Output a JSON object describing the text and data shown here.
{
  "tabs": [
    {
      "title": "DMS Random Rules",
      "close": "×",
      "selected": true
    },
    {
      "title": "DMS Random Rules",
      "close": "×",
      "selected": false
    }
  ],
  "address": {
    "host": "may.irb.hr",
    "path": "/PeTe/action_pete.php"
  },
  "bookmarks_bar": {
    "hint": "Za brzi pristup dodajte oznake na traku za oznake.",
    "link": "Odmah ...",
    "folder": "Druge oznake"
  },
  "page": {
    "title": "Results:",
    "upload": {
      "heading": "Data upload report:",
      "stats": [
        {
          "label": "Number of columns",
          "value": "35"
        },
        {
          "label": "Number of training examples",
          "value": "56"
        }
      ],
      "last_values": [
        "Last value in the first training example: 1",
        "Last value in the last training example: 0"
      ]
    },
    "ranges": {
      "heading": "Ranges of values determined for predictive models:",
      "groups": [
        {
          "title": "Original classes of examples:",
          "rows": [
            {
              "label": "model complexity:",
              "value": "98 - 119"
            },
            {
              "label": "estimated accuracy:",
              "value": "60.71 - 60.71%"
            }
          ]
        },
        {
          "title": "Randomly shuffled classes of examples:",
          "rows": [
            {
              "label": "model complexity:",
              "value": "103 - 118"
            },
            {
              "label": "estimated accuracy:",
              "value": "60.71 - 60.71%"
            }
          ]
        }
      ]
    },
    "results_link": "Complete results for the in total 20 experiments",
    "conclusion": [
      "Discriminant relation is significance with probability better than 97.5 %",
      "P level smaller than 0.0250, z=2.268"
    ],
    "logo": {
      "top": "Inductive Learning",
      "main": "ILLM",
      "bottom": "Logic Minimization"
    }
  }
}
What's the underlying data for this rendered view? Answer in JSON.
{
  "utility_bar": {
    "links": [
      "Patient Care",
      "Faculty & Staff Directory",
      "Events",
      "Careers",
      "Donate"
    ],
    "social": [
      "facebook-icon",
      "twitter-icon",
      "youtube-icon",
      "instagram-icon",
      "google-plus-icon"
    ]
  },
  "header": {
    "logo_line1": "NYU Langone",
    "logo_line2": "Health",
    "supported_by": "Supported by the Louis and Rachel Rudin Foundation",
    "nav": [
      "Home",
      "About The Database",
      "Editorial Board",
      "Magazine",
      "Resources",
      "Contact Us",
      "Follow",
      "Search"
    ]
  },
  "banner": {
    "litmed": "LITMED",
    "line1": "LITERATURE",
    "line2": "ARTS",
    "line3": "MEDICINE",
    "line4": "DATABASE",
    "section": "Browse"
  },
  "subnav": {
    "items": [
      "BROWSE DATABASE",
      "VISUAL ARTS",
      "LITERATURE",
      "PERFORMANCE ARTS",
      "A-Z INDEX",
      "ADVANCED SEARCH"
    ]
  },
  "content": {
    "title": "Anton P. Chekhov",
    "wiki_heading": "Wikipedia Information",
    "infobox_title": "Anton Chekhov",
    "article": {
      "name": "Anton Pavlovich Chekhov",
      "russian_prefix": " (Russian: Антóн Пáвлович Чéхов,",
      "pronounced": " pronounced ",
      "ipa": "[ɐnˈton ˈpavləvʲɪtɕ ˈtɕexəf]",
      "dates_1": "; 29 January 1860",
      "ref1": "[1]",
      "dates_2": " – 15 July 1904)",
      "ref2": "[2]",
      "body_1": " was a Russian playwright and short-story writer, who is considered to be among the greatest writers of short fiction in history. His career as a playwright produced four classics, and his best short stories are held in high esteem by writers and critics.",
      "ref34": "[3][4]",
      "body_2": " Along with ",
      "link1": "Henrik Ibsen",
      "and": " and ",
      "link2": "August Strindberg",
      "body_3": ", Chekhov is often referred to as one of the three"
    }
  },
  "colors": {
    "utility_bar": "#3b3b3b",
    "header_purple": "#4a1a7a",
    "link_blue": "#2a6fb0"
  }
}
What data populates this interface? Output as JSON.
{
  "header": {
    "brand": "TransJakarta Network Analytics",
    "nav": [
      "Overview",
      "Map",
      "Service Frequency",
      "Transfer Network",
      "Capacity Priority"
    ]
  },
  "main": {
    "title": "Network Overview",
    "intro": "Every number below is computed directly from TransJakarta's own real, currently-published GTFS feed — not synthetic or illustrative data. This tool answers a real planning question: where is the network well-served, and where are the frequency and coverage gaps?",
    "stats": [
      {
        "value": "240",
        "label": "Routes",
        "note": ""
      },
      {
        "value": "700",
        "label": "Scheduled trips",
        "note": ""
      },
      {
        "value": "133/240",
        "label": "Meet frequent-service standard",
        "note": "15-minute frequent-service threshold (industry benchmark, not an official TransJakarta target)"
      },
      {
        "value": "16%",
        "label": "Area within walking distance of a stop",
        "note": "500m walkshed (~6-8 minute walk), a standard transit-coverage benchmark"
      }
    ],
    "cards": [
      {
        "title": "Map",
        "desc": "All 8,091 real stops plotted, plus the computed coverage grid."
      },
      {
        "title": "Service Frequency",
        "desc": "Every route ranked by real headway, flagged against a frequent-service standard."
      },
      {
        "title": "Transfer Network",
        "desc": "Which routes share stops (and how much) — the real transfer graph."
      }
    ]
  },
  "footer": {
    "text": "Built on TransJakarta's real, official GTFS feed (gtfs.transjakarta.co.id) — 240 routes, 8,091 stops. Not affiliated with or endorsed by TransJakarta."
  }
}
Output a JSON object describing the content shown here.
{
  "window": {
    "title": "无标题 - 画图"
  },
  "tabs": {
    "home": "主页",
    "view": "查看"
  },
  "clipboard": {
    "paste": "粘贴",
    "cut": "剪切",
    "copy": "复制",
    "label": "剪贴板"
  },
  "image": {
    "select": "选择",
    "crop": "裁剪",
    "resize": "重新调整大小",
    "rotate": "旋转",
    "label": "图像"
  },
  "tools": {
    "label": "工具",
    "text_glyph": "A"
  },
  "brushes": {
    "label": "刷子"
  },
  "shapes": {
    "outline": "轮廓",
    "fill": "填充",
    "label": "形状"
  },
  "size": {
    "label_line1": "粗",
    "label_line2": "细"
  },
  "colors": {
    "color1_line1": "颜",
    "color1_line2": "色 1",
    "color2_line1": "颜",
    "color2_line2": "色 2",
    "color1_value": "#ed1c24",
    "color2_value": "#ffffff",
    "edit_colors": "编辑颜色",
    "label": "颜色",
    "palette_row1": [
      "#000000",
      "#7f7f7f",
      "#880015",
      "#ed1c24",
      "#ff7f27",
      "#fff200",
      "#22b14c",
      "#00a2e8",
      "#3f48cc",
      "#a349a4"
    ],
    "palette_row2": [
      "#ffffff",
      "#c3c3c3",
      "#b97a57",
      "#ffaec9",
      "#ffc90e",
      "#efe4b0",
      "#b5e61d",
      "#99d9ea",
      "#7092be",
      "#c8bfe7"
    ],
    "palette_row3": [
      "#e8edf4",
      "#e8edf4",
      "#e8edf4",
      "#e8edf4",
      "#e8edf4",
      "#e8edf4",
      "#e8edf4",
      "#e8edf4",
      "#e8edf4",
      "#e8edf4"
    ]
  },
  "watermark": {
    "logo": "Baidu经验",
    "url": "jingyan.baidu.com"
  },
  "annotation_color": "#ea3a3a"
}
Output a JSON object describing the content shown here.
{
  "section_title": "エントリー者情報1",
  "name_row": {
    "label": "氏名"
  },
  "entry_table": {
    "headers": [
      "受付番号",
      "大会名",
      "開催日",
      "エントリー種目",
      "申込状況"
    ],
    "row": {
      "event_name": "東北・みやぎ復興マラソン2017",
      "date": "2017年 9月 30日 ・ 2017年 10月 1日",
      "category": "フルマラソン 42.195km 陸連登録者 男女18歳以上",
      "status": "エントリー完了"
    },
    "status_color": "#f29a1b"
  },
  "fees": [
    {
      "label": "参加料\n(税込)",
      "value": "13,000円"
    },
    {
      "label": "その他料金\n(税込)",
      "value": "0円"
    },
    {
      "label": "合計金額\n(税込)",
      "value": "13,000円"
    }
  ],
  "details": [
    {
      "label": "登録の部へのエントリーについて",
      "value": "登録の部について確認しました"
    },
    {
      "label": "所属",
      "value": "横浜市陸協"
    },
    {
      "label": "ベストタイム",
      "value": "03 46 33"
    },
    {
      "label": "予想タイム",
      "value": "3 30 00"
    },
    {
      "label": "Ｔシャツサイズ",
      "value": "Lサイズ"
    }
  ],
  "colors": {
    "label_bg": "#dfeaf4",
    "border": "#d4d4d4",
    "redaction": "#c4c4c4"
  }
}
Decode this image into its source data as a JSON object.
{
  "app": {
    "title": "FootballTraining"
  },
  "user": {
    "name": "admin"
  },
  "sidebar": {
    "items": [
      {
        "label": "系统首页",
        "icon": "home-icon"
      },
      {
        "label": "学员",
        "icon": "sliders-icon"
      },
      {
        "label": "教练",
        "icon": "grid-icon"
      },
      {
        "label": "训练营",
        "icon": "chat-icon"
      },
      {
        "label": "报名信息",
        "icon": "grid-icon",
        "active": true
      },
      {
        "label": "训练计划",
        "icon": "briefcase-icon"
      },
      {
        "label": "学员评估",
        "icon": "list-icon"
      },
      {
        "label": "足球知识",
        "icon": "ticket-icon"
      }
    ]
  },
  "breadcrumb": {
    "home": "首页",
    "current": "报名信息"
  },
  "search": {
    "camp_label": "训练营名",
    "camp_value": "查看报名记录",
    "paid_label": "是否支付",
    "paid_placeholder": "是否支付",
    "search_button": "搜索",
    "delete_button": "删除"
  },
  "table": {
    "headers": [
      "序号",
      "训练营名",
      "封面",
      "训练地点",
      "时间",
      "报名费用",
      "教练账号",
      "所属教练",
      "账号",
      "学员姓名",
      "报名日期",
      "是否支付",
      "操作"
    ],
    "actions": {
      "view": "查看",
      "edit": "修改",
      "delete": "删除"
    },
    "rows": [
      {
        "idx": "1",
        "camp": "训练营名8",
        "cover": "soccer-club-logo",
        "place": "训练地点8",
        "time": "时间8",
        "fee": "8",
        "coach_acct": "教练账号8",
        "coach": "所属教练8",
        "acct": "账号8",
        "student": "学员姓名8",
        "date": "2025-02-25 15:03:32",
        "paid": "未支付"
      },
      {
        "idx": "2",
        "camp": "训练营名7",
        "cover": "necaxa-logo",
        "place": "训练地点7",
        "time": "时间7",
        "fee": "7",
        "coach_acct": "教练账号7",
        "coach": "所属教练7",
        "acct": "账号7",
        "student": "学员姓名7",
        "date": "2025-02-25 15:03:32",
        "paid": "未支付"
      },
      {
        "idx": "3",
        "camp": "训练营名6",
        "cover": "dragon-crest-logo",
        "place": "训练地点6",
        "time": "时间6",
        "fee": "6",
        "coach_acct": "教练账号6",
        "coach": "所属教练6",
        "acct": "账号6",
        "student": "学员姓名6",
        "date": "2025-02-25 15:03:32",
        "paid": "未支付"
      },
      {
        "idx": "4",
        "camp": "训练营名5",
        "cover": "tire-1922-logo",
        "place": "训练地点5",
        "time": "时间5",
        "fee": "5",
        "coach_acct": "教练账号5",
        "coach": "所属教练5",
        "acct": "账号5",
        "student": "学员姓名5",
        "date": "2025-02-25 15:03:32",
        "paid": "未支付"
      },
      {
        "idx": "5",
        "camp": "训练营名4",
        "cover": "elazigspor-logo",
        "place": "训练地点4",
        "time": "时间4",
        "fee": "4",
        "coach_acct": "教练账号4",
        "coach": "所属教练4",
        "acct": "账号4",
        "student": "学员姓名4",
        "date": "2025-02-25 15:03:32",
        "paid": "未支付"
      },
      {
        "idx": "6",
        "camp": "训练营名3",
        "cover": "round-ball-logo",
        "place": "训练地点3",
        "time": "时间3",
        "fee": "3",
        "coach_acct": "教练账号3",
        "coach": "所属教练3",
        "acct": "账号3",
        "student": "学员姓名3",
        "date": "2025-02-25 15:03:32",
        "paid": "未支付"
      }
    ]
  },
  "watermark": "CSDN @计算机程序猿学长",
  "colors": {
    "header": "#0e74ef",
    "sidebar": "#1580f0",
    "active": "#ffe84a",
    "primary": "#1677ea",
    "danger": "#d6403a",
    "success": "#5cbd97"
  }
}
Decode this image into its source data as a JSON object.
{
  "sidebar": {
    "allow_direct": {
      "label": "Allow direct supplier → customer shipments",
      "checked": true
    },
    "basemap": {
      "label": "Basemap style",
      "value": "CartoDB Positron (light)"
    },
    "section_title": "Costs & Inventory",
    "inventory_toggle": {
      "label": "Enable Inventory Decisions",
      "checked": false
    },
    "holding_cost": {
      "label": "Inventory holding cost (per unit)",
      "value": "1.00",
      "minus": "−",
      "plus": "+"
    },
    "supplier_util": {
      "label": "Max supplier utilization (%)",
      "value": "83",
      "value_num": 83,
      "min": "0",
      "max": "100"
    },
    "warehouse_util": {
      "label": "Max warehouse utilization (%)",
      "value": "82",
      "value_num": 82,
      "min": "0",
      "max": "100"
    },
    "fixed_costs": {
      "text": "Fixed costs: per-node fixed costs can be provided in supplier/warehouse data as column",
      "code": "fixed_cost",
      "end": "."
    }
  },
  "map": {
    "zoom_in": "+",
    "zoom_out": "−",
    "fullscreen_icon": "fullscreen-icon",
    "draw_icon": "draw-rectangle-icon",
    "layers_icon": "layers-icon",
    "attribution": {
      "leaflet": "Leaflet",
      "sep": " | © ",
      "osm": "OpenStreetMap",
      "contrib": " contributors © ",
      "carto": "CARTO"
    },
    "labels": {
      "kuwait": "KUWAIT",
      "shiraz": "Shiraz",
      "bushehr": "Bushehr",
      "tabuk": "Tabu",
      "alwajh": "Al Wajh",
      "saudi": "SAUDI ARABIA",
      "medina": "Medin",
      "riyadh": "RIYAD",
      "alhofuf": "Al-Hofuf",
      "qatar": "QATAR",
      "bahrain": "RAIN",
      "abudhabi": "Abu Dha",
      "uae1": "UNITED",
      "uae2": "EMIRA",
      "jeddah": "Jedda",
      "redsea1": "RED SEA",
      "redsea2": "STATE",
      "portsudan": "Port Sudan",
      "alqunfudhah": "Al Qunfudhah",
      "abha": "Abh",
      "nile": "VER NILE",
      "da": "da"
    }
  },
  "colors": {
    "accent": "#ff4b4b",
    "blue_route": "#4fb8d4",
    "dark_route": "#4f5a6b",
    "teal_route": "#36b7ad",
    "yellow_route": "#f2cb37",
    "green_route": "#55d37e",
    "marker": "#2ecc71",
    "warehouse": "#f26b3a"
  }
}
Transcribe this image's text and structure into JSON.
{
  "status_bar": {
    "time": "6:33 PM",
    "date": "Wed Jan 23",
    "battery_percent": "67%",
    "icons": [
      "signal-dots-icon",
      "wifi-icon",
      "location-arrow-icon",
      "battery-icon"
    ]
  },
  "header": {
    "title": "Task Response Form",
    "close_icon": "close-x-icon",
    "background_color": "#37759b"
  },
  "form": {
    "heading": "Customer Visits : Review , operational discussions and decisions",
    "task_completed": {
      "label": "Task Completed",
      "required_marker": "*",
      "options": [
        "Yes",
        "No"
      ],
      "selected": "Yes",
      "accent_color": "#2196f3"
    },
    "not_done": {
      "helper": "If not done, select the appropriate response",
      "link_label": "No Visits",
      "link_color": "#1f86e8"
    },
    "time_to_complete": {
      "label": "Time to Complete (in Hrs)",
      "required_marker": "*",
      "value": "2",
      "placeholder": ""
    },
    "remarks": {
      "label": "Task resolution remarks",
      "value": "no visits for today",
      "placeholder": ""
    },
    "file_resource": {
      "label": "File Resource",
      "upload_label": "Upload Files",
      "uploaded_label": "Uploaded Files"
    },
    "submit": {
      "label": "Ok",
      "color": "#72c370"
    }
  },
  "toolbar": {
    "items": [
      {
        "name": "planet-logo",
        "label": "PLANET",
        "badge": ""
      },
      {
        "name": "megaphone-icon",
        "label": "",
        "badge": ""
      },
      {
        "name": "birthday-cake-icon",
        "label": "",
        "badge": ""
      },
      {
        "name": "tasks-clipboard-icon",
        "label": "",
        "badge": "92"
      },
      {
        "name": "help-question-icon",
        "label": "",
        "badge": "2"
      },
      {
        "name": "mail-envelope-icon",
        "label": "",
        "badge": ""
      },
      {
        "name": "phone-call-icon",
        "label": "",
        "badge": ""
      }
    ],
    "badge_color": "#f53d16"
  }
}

Goal of the exercise: Search the listing above for the string "是否支付". Copy every line that contains it.

Written response:
    "paid_label": "是否支付",
    "paid_placeholder": "是否支付",
      "是否支付",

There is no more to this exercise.